What you are asked to do:
Each line that follows is to be retyped exactly.

Given information:
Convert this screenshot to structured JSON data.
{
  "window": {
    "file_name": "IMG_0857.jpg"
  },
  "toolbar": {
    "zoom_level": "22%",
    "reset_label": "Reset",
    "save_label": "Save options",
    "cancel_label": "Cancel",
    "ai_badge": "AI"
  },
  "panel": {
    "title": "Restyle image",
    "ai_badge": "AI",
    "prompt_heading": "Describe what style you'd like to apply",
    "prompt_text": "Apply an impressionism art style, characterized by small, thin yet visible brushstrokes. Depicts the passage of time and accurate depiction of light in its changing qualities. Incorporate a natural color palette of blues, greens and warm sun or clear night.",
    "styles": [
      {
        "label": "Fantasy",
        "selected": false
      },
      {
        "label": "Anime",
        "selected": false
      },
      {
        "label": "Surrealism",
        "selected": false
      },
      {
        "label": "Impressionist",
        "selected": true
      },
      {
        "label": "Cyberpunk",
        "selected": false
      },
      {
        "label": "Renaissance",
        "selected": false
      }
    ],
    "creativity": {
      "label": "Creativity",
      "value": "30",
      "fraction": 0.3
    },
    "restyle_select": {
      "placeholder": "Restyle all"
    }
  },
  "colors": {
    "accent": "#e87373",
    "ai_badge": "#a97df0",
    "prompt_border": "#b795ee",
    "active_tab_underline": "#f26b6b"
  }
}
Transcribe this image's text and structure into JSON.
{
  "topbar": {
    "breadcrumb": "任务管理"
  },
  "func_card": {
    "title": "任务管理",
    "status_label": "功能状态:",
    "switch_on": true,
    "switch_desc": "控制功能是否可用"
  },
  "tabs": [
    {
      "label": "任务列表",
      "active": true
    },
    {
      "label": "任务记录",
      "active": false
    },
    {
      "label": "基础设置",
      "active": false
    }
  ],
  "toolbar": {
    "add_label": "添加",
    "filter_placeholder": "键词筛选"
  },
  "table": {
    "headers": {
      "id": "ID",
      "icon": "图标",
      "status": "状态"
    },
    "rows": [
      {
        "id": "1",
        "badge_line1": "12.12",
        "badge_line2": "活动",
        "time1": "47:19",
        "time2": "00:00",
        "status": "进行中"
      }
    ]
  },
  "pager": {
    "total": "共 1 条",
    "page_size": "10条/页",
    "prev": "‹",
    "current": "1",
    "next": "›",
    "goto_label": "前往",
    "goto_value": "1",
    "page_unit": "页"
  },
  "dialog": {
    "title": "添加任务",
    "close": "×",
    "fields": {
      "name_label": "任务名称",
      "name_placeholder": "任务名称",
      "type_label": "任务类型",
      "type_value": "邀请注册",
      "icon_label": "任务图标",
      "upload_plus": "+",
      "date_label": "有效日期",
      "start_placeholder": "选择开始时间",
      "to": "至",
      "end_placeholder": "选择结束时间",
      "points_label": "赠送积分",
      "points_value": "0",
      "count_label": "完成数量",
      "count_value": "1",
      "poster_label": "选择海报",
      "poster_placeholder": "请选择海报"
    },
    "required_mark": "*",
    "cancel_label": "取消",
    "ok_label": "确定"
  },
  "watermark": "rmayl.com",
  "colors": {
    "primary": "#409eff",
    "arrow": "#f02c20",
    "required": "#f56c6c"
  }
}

Solution to the exercise:
Convert this screenshot to structured JSON data.
{
  "window": {
    "file_name": "IMG_0857.jpg"
  },
  "toolbar": {
    "zoom_level": "22%",
    "reset_label": "Reset",
    "save_label": "Save options",
    "cancel_label": "Cancel",
    "ai_badge": "AI"
  },
  "panel": {
    "title": "Restyle image",
    "ai_badge": "AI",
    "prompt_heading": "Describe what style you'd like to apply",
    "prompt_text": "Apply an impressionism art style, characterized by small, thin yet visible brushstrokes. Depicts the passage of time and accurate depiction of light in its changing qualities. Incorporate a natural color palette of blues, greens and warm sun or clear night.",
    "styles": [
      {
        "label": "Fantasy",
        "selected": false
      },
      {
        "label": "Anime",
        "selected": false
      },
      {
        "label": "Surrealism",
        "selected": false
      },
      {
        "label": "Impressionist",
        "selected": true
      },
      {
        "label": "Cyberpunk",
        "selected": false
      },
      {
        "label": "Renaissance",
        "selected": false
      }
    ],
    "creativity": {
      "label": "Creativity",
      "value": "30",
      "fraction": 0.3
    },
    "restyle_select": {
      "placeholder": "Restyle all"
    }
  },
  "colors": {
    "accent": "#e87373",
    "ai_badge": "#a97df0",
    "prompt_border": "#b795ee",
    "active_tab_underline": "#f26b6b"
  }
}
Transcribe this image's text and structure into JSON.
{
  "topbar": {
    "breadcrumb": "任务管理"
  },
  "func_card": {
    "title": "任务管理",
    "status_label": "功能状态:",
    "switch_on": true,
    "switch_desc": "控制功能是否可用"
  },
  "tabs": [
    {
      "label": "任务列表",
      "active": true
    },
    {
      "label": "任务记录",
      "active": false
    },
    {
      "label": "基础设置",
      "active": false
    }
  ],
  "toolbar": {
    "add_label": "添加",
    "filter_placeholder": "键词筛选"
  },
  "table": {
    "headers": {
      "id": "ID",
      "icon": "图标",
      "status": "状态"
    },
    "rows": [
      {
        "id": "1",
        "badge_line1": "12.12",
        "badge_line2": "活动",
        "time1": "47:19",
        "time2": "00:00",
        "status": "进行中"
      }
    ]
  },
  "pager": {
    "total": "共 1 条",
    "page_size": "10条/页",
    "prev": "‹",
    "current": "1",
    "next": "›",
    "goto_label": "前往",
    "goto_value": "1",
    "page_unit": "页"
  },
  "dialog": {
    "title": "添加任务",
    "close": "×",
    "fields": {
      "name_label": "任务名称",
      "name_placeholder": "任务名称",
      "type_label": "任务类型",
      "type_value": "邀请注册",
      "icon_label": "任务图标",
      "upload_plus": "+",
      "date_label": "有效日期",
      "start_placeholder": "选择开始时间",
      "to": "至",
      "end_placeholder": "选择结束时间",
      "points_label": "赠送积分",
      "points_value": "0",
      "count_label": "完成数量",
      "count_value": "1",
      "poster_label": "选择海报",
      "poster_placeholder": "请选择海报"
    },
    "required_mark": "*",
    "cancel_label": "取消",
    "ok_label": "确定"
  },
  "watermark": "rmayl.com",
  "colors": {
    "primary": "#409eff",
    "arrow": "#f02c20",
    "required": "#f56c6c"
  }
}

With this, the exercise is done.